··· Data provided

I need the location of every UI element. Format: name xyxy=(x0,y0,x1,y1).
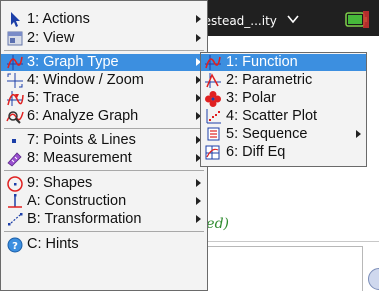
menu-item-label: A: Construction xyxy=(27,193,127,209)
menu-item-label: 9: Shapes xyxy=(27,175,93,191)
cursor-icon xyxy=(11,12,20,27)
menu-item-measurement[interactable]: 8: Measurement xyxy=(1,150,207,167)
menu-item-analyze-graph[interactable]: 6: Analyze Graph xyxy=(1,108,207,125)
menu-item-construction[interactable]: A: Construction xyxy=(1,193,207,210)
svg-text:?: ? xyxy=(12,241,18,252)
submenu-arrow-icon xyxy=(196,197,201,205)
submenu-item-scatter-plot[interactable]: 4: Scatter Plot xyxy=(201,108,366,125)
chevron-down-icon[interactable] xyxy=(287,14,299,24)
submenu-item-label: 4: Scatter Plot xyxy=(226,108,318,124)
window-zoom-icon xyxy=(7,73,23,88)
menu-separator xyxy=(4,170,204,171)
submenu-item-label: 5: Sequence xyxy=(226,126,308,142)
hints-icon: ? xyxy=(7,237,23,253)
construction-icon xyxy=(8,194,22,208)
submenu-item-function[interactable]: 1: Function xyxy=(201,54,366,71)
transformation-icon xyxy=(8,213,23,226)
submenu-item-parametric[interactable]: 2: Parametric xyxy=(201,72,366,89)
menu-item-label: 4: Window / Zoom xyxy=(27,72,144,88)
submenu-arrow-icon xyxy=(196,15,201,23)
menu-item-label: 7: Points & Lines xyxy=(27,132,136,148)
measurement-icon xyxy=(7,152,22,167)
menu-item-hints[interactable]: ? C: Hints xyxy=(1,236,207,253)
submenu-item-label: 2: Parametric xyxy=(226,72,313,88)
menu-item-view[interactable]: 2: View xyxy=(1,30,207,47)
menu-item-points-lines[interactable]: 7: Points & Lines xyxy=(1,132,207,149)
graph-type-submenu: 1: Function 2: Parametric 3: Polar 4: Sc… xyxy=(200,52,367,167)
submenu-item-polar[interactable]: 3: Polar xyxy=(201,90,366,107)
sequence-icon xyxy=(207,127,220,141)
menu-item-label: 3: Graph Type xyxy=(27,54,119,70)
menu-separator xyxy=(4,50,204,51)
menu-item-actions[interactable]: 1: Actions xyxy=(1,11,207,28)
submenu-arrow-icon xyxy=(196,34,201,42)
submenu-item-label: 6: Diff Eq xyxy=(226,144,286,160)
points-lines-icon xyxy=(12,139,16,143)
menu-item-label: 1: Actions xyxy=(27,11,90,27)
menu-item-trace[interactable]: 5: Trace xyxy=(1,90,207,107)
document-title[interactable]: nestead_...ity xyxy=(196,14,277,28)
submenu-arrow-icon xyxy=(196,215,201,223)
diff-eq-icon xyxy=(205,145,220,160)
submenu-item-label: 3: Polar xyxy=(226,90,276,106)
submenu-item-diff-eq[interactable]: 6: Diff Eq xyxy=(201,144,366,161)
menu-separator xyxy=(4,128,204,129)
submenu-arrow-icon xyxy=(356,130,361,138)
main-menu: 1: Actions 2: View 3: Graph Type 4: Wind… xyxy=(0,0,208,291)
menu-item-shapes[interactable]: 9: Shapes xyxy=(1,175,207,192)
submenu-item-label: 1: Function xyxy=(226,54,298,70)
menu-item-window-zoom[interactable]: 4: Window / Zoom xyxy=(1,72,207,89)
menu-item-transformation[interactable]: B: Transformation xyxy=(1,211,207,228)
analyze-graph-icon xyxy=(6,111,24,124)
menu-separator xyxy=(4,231,204,232)
menu-item-label: 2: View xyxy=(27,30,75,46)
scatter-plot-icon xyxy=(206,109,221,124)
graph-type-icon xyxy=(7,55,23,70)
trace-icon xyxy=(7,91,24,106)
submenu-arrow-icon xyxy=(196,179,201,187)
polar-icon xyxy=(205,91,221,107)
menu-item-label: C: Hints xyxy=(27,236,79,252)
shapes-icon xyxy=(7,176,23,192)
menu-item-graph-type[interactable]: 3: Graph Type xyxy=(1,54,207,71)
parametric-icon xyxy=(205,73,221,88)
function-icon xyxy=(205,55,221,70)
view-icon xyxy=(7,31,23,46)
submenu-item-sequence[interactable]: 5: Sequence xyxy=(201,126,366,143)
menu-item-label: B: Transformation xyxy=(27,211,142,227)
battery-icon xyxy=(345,11,369,28)
menu-item-label: 8: Measurement xyxy=(27,150,132,166)
menu-item-label: 6: Analyze Graph xyxy=(27,108,139,124)
menu-item-label: 5: Trace xyxy=(27,90,80,106)
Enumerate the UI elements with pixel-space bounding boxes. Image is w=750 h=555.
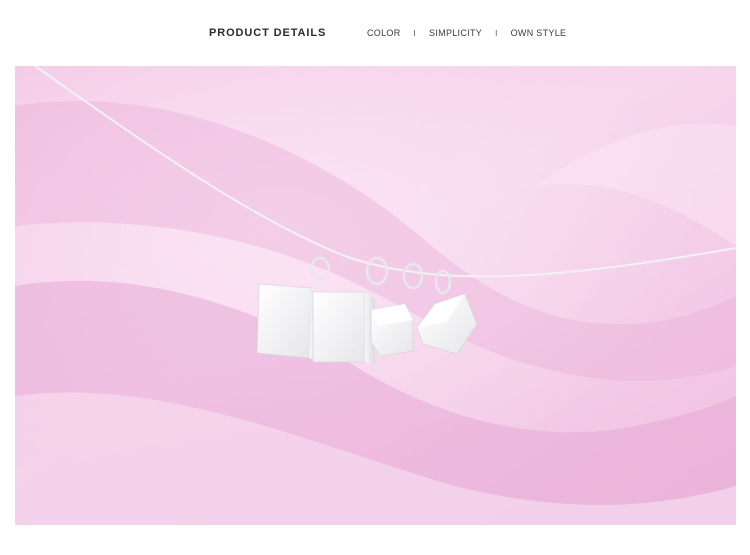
cube-pendant [370,303,414,357]
tag-separator: I [413,28,417,38]
cube-pendant [256,283,321,362]
cube-pendant [312,291,375,366]
section-title: PRODUCT DETAILS [209,27,327,39]
product-photo [15,66,736,525]
tag-color: COLOR [367,28,401,38]
product-details-header: PRODUCT DETAILS COLOR I SIMPLICITY I OWN… [0,0,750,66]
tag-own-style: OWN STYLE [510,28,567,38]
necklace-illustration [15,66,736,525]
tag-separator: I [495,28,498,38]
tag-simplicity: SIMPLICITY [429,28,483,38]
feature-tags: COLOR I SIMPLICITY I OWN STYLE [367,28,566,38]
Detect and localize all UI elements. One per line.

······

** Work to do **
Can you return every line of the entries above word for word, without the pictures?

** Answer **
I need the location of every UI element. Format: name xyxy=(x0,y0,x1,y1).
menu-item-label: A: Construction xyxy=(27,193,127,209)
menu-item-label: 9: Shapes xyxy=(27,175,93,191)
cursor-icon xyxy=(11,12,20,27)
menu-item-measurement[interactable]: 8: Measurement xyxy=(1,150,207,167)
menu-item-analyze-graph[interactable]: 6: Analyze Graph xyxy=(1,108,207,125)
menu-item-construction[interactable]: A: Construction xyxy=(1,193,207,210)
svg-text:?: ? xyxy=(12,241,18,252)
submenu-arrow-icon xyxy=(196,197,201,205)
submenu-item-scatter-plot[interactable]: 4: Scatter Plot xyxy=(201,108,366,125)
chevron-down-icon[interactable] xyxy=(287,14,299,24)
submenu-item-label: 4: Scatter Plot xyxy=(226,108,318,124)
window-zoom-icon xyxy=(7,73,23,88)
menu-separator xyxy=(4,170,204,171)
submenu-item-label: 5: Sequence xyxy=(226,126,308,142)
hints-icon: ? xyxy=(7,237,23,253)
construction-icon xyxy=(8,194,22,208)
submenu-item-function[interactable]: 1: Function xyxy=(201,54,366,71)
transformation-icon xyxy=(8,213,23,226)
submenu-item-parametric[interactable]: 2: Parametric xyxy=(201,72,366,89)
menu-item-label: 4: Window / Zoom xyxy=(27,72,144,88)
submenu-arrow-icon xyxy=(196,15,201,23)
menu-item-label: 7: Points & Lines xyxy=(27,132,136,148)
measurement-icon xyxy=(7,152,22,167)
menu-item-hints[interactable]: ? C: Hints xyxy=(1,236,207,253)
submenu-item-label: 2: Parametric xyxy=(226,72,313,88)
menu-item-view[interactable]: 2: View xyxy=(1,30,207,47)
menu-item-points-lines[interactable]: 7: Points & Lines xyxy=(1,132,207,149)
graph-type-submenu: 1: Function 2: Parametric 3: Polar 4: Sc… xyxy=(200,52,367,167)
submenu-item-polar[interactable]: 3: Polar xyxy=(201,90,366,107)
sequence-icon xyxy=(207,127,220,141)
menu-item-label: 3: Graph Type xyxy=(27,54,119,70)
menu-separator xyxy=(4,50,204,51)
menu-item-actions[interactable]: 1: Actions xyxy=(1,11,207,28)
submenu-arrow-icon xyxy=(196,34,201,42)
submenu-item-label: 6: Diff Eq xyxy=(226,144,286,160)
points-lines-icon xyxy=(12,139,16,143)
menu-item-label: 1: Actions xyxy=(27,11,90,27)
menu-item-trace[interactable]: 5: Trace xyxy=(1,90,207,107)
document-title[interactable]: nestead_...ity xyxy=(196,14,277,28)
submenu-arrow-icon xyxy=(196,215,201,223)
diff-eq-icon xyxy=(205,145,220,160)
submenu-item-label: 3: Polar xyxy=(226,90,276,106)
submenu-item-diff-eq[interactable]: 6: Diff Eq xyxy=(201,144,366,161)
menu-separator xyxy=(4,128,204,129)
submenu-arrow-icon xyxy=(356,130,361,138)
main-menu: 1: Actions 2: View 3: Graph Type 4: Wind… xyxy=(0,0,208,291)
menu-item-shapes[interactable]: 9: Shapes xyxy=(1,175,207,192)
submenu-item-label: 1: Function xyxy=(226,54,298,70)
menu-item-window-zoom[interactable]: 4: Window / Zoom xyxy=(1,72,207,89)
menu-item-transformation[interactable]: B: Transformation xyxy=(1,211,207,228)
analyze-graph-icon xyxy=(6,111,24,124)
menu-separator xyxy=(4,231,204,232)
menu-item-label: 2: View xyxy=(27,30,75,46)
scatter-plot-icon xyxy=(206,109,221,124)
graph-type-icon xyxy=(7,55,23,70)
trace-icon xyxy=(7,91,24,106)
submenu-arrow-icon xyxy=(196,179,201,187)
polar-icon xyxy=(205,91,221,107)
menu-item-label: C: Hints xyxy=(27,236,79,252)
shapes-icon xyxy=(7,176,23,192)
menu-item-graph-type[interactable]: 3: Graph Type xyxy=(1,54,207,71)
parametric-icon xyxy=(205,73,221,88)
function-icon xyxy=(205,55,221,70)
view-icon xyxy=(7,31,23,46)
submenu-item-sequence[interactable]: 5: Sequence xyxy=(201,126,366,143)
menu-item-label: B: Transformation xyxy=(27,211,142,227)
battery-icon xyxy=(345,11,369,28)
menu-item-label: 8: Measurement xyxy=(27,150,132,166)
menu-item-label: 6: Analyze Graph xyxy=(27,108,139,124)
menu-item-label: 5: Trace xyxy=(27,90,80,106)
Enumerate the UI elements with pixel-space bounding boxes. Image is w=750 h=555.
cube-pendant [370,303,414,357]
tag-separator: I [413,28,417,38]
cube-pendant [256,283,321,362]
cube-pendant [312,291,375,366]
section-title: PRODUCT DETAILS [209,27,327,39]
product-photo [15,66,736,525]
tag-color: COLOR [367,28,401,38]
product-details-header: PRODUCT DETAILS COLOR I SIMPLICITY I OWN… [0,0,750,66]
tag-own-style: OWN STYLE [510,28,567,38]
necklace-illustration [15,66,736,525]
tag-separator: I [495,28,498,38]
tag-simplicity: SIMPLICITY [429,28,483,38]
feature-tags: COLOR I SIMPLICITY I OWN STYLE [367,28,566,38]
Detect and localize all UI elements. One per line.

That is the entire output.